▸ **Aim a**:
Name every person the poker player profile mentions other than Bob Bright.

▸ **Extracted text**:
══════

Born: Long Beach, California
Live Tournament Earnings: $850,000

Bob Bright has two World Series of Poker Circuit titles, and a few WSOP final-table appearances, but he’s best known in the poker world for the time he has spent battling it out at the highest-stakes cash games. Bright, who has been seen on poker shows such as Poker After Dark, is a regular in Ivey’s Room at the Aria, spent years playing in Bobby’s Room at Bellagio, and has even taken part in the nosebleed stakes games abroad in Manila and Macau. But it was at the blackjack tables that Bright first got his start in Las Vegas.

Bright was in his mid-30s, and married with three children when he decided to leave a stable job to play blackjack for a living. The decision paid off, with Bright becoming one of the more successful card counters of that era. After the casinos shut down his action, he dove head first into the stock market. He quickly established himself as one of the nation’s top day traders, and later started Bright Trading, which became one of the largest firms in the country with several hundred traders in more than 50 offices in North America.

Highlights from this interview include being a numbers guy, getting perfect scores in the Army, learning poker on his paper route, betting on the rules, bowling a 300 game, quitting the stable 9-to-5 job to play blackjack for a living, a six-month grind with the red chips, gambling with an edge, the life of a ‘lone wolf’ card counter, crushing Caesars Palace in one weekend for a house, working with Ken Uston, getting ‘back roomed’, jumping head first into the stock market, being called “the nation’s no. 1 day trader”, driving the same car from 2001, being driven from the pits to Bobby’s Room, $4k-$8k cash games, seven-figure buy-ins, 10-minute $5 million swings, trying to keep up with Jean-Robert Bellande, a $3 million bet on the river, getting coolered by Andrew Robl, watching paint, and an AI-themed casino.

══════

▸ **Aim b**:
Print the rows below unchanged, beginning at the line that has "dim-arrow-up [570, 139, 574, 147]" and stopping after the line that has "dim-arrow-up [200, 194, 204, 202]".

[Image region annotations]
══════

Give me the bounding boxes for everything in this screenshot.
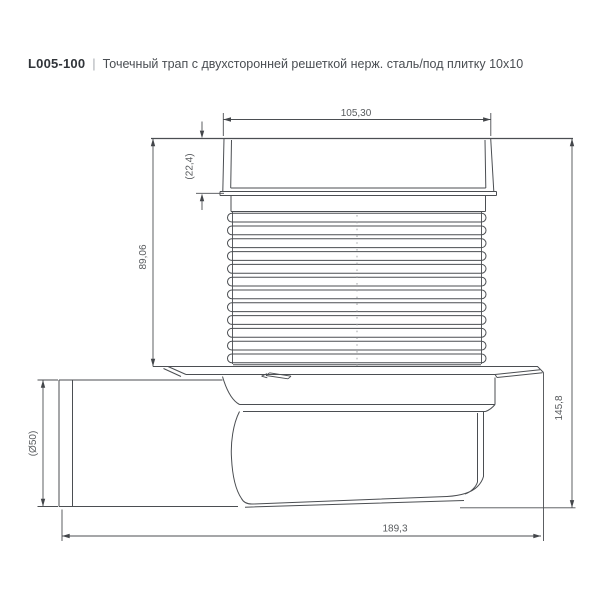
dim-arrow-up [570, 139, 574, 147]
flange [153, 367, 544, 379]
riser-rib [228, 264, 487, 273]
flange-clip-detail [262, 373, 292, 379]
body-sump-outline [231, 412, 483, 508]
product-code: L005-100 [28, 56, 86, 71]
dim-arrow-left [223, 117, 231, 121]
dim-arrow-down [200, 131, 204, 139]
dimension-overall-length [62, 373, 544, 542]
dim-arrow-right [483, 117, 491, 121]
dim-arrow-up [200, 194, 204, 202]
dim-line-segments [196, 122, 224, 211]
dim-riser-height-label: 89,06 [138, 244, 149, 270]
riser-rib [228, 226, 487, 235]
body-upper-collar [223, 377, 496, 412]
dim-grate-frame-height-label: (22,4) [184, 153, 196, 180]
grate-frame-outline [220, 139, 497, 196]
dimension-outlet-diameter [28, 380, 58, 507]
dim-arrow-left [62, 534, 70, 538]
dim-arrow-down [151, 359, 155, 367]
riser-rib [228, 316, 487, 325]
dim-arrow-down [41, 499, 45, 507]
trap-body [223, 377, 496, 508]
outlet-pipe [59, 380, 238, 507]
dimension-riser-height [138, 139, 155, 367]
dim-total-height-label: 145,8 [554, 395, 565, 421]
dim-outlet-diameter-label: (Ø50) [28, 430, 39, 457]
dim-grate-width-label: 105,30 [340, 108, 372, 119]
riser-rib [228, 213, 487, 222]
dim-extension-lines [62, 373, 544, 542]
dimension-grate-frame-height [185, 122, 225, 211]
corrugated-riser [228, 212, 487, 365]
dim-arrow-up [151, 139, 155, 147]
title-separator-bar: | [92, 56, 96, 71]
riser-rib [228, 328, 487, 337]
flange-outline [153, 367, 544, 378]
riser-rib [228, 277, 487, 286]
product-name: Точечный трап с двухсторонней решеткой нерж. сталь/под плитку 10x10 [102, 57, 524, 71]
grate-frame [220, 139, 497, 212]
dim-arrow-up [41, 380, 45, 388]
outlet-pipe-outline [59, 380, 238, 507]
grate-collar [231, 196, 486, 212]
dim-overall-length-label: 189,3 [382, 523, 408, 535]
dim-arrow-right [533, 534, 541, 538]
dimension-grate-width [223, 108, 491, 136]
dim-arrow-down [570, 500, 574, 508]
dim-extension-lines [38, 380, 59, 507]
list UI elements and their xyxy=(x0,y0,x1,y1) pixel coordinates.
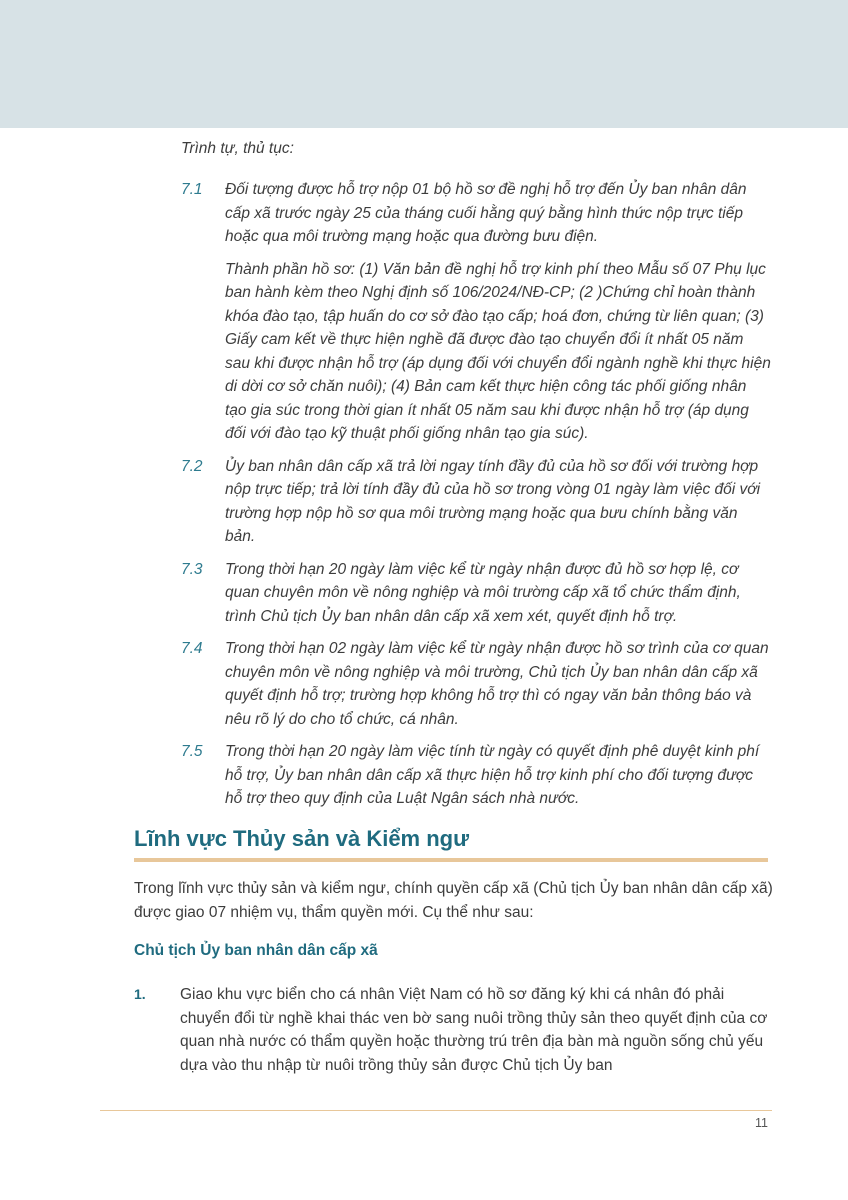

══════

▸ **Task output a**:
Ken Uston, Jean-Robert Bellande, Andrew Robl

▸ **Task output b**:
dim-arrow-up [570, 139, 574, 147]
flange [153, 367, 544, 379]
riser-rib [228, 264, 487, 273]
flange-clip-detail [262, 373, 292, 379]
body-sump-outline [231, 412, 483, 508]
product-code: L005-100 [28, 56, 86, 71]
dim-arrow-left [223, 117, 231, 121]
dim-arrow-down [200, 131, 204, 139]
dimension-overall-length [62, 373, 544, 542]
dim-arrow-right [483, 117, 491, 121]
dim-arrow-up [200, 194, 204, 202]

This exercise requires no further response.